### Work instructions
Below are the records; locate each line with the word "инструменты" and copy it.

### Exercise input
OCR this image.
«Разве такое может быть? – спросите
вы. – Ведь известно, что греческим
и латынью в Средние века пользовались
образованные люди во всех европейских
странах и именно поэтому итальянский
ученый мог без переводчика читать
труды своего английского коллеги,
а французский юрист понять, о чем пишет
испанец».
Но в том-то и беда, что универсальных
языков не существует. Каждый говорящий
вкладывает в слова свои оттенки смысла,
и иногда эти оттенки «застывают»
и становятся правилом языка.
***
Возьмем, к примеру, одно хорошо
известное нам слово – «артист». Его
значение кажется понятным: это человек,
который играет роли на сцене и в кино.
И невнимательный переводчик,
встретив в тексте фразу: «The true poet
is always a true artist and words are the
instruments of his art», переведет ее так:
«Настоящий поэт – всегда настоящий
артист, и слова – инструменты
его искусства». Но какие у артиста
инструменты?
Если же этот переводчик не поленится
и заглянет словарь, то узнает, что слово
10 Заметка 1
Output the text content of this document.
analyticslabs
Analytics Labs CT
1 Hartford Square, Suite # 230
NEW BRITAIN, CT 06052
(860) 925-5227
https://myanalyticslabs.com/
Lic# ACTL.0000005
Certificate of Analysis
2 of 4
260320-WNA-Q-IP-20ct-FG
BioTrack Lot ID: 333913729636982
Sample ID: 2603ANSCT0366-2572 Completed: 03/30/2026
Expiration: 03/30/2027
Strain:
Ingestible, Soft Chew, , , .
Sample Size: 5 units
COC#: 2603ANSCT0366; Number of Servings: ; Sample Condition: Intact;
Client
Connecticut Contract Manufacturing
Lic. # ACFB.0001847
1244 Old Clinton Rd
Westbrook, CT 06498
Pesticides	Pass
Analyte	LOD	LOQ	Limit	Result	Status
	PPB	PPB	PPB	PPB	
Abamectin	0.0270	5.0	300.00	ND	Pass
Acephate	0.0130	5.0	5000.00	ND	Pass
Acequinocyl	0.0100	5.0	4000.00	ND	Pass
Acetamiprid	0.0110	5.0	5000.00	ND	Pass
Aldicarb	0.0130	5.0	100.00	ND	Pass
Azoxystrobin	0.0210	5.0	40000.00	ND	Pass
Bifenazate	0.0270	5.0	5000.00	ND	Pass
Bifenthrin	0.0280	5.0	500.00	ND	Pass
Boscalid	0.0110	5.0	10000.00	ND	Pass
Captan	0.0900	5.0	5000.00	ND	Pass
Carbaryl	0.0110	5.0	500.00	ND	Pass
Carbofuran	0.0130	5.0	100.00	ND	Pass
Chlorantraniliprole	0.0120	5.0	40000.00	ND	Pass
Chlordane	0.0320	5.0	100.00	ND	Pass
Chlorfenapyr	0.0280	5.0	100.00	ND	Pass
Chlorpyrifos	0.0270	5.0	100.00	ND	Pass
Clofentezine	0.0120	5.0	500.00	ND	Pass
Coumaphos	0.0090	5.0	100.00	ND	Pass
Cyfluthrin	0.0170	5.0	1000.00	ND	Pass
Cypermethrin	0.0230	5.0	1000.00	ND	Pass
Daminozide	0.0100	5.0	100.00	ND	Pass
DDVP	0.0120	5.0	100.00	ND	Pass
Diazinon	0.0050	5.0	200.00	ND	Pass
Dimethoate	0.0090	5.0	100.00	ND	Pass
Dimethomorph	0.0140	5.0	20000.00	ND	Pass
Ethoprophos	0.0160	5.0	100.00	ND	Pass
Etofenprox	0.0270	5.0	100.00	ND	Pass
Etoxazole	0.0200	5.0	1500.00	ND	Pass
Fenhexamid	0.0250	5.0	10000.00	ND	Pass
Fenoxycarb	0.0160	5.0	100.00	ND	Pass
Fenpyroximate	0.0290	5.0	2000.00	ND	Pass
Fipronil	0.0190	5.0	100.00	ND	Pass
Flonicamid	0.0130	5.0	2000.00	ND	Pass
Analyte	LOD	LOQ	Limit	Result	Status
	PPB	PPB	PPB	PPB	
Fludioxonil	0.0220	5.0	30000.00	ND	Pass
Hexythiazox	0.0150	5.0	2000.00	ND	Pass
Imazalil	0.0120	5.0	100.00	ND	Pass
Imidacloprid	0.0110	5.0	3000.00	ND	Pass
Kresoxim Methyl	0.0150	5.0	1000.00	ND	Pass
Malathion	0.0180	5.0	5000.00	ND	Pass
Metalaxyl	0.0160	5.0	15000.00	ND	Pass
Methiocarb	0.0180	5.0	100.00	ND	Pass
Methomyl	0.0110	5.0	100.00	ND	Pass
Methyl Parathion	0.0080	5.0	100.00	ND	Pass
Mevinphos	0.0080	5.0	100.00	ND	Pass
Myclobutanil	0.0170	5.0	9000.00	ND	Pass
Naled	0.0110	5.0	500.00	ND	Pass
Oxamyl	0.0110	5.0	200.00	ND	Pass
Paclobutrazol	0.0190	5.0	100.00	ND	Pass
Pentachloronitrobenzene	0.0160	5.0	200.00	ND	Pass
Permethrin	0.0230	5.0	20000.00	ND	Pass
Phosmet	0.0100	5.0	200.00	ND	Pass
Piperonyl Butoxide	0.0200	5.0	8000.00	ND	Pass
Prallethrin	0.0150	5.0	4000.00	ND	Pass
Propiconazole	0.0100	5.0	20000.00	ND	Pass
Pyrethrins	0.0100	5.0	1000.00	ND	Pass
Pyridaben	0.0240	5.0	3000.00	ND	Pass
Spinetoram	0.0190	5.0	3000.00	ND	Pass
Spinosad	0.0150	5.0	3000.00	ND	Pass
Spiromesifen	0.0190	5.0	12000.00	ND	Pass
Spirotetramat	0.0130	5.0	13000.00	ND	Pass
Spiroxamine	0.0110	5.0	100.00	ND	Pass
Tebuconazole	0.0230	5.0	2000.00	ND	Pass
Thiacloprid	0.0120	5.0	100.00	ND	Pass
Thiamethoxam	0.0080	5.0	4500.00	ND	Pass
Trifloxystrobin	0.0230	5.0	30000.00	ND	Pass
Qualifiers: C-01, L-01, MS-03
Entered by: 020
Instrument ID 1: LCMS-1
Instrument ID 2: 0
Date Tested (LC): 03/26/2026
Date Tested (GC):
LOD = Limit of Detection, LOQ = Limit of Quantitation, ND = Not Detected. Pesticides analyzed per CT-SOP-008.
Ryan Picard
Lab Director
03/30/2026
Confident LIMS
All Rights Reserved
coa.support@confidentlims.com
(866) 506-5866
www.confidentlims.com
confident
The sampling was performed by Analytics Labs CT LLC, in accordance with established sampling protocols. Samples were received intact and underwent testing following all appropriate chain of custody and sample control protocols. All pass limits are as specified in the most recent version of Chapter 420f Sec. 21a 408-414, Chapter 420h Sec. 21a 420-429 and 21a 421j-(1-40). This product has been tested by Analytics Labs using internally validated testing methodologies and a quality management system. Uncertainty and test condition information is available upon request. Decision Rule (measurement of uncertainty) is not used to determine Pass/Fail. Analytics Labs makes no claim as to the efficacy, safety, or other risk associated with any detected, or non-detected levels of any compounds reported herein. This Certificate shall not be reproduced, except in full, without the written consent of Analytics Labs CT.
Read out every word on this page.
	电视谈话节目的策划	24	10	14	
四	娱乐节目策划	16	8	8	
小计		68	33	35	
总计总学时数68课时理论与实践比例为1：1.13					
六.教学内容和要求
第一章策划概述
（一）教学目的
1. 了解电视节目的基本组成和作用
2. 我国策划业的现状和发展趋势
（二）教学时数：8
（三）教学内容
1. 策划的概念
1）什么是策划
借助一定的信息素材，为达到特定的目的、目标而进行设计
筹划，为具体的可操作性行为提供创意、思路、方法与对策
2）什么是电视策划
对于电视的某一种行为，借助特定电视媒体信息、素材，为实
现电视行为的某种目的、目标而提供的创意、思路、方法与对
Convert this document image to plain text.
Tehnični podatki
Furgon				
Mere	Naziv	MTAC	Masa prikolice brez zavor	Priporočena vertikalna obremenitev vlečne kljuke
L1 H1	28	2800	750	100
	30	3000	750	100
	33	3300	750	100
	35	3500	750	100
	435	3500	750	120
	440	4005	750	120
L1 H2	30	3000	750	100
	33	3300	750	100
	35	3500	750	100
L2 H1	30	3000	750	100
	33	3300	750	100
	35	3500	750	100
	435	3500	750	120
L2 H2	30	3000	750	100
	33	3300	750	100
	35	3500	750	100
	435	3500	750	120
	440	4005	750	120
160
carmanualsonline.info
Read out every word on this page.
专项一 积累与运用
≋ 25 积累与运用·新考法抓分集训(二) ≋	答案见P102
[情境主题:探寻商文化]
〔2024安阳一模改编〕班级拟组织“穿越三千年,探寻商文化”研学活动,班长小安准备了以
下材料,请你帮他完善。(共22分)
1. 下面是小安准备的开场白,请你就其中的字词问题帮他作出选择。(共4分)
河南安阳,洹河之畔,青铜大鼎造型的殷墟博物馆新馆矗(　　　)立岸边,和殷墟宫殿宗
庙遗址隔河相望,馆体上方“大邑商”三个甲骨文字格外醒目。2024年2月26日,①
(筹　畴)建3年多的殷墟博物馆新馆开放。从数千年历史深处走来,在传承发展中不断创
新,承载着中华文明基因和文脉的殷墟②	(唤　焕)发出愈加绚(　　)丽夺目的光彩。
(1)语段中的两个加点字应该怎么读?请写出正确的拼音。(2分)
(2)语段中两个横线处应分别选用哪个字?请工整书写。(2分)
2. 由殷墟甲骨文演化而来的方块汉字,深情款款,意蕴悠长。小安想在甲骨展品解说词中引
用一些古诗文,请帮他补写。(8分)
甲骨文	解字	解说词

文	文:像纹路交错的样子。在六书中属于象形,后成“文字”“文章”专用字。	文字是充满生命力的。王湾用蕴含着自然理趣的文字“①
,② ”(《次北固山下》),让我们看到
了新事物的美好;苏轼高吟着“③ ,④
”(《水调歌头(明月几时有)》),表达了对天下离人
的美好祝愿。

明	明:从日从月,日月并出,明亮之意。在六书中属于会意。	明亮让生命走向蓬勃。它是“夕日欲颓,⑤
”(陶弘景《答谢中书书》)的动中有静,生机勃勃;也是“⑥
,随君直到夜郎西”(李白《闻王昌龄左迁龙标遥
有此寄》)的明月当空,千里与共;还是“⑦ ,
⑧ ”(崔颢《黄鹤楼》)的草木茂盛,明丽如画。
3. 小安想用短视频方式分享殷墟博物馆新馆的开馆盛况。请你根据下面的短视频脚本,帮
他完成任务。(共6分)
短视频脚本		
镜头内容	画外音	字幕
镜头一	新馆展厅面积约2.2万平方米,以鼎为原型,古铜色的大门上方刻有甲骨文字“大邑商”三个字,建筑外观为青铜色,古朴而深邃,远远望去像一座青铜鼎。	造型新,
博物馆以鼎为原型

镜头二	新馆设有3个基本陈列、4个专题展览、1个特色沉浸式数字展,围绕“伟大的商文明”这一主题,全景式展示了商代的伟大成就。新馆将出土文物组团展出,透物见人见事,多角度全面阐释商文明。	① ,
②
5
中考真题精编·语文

### Written solution
артист, и слова – инструменты
инструменты?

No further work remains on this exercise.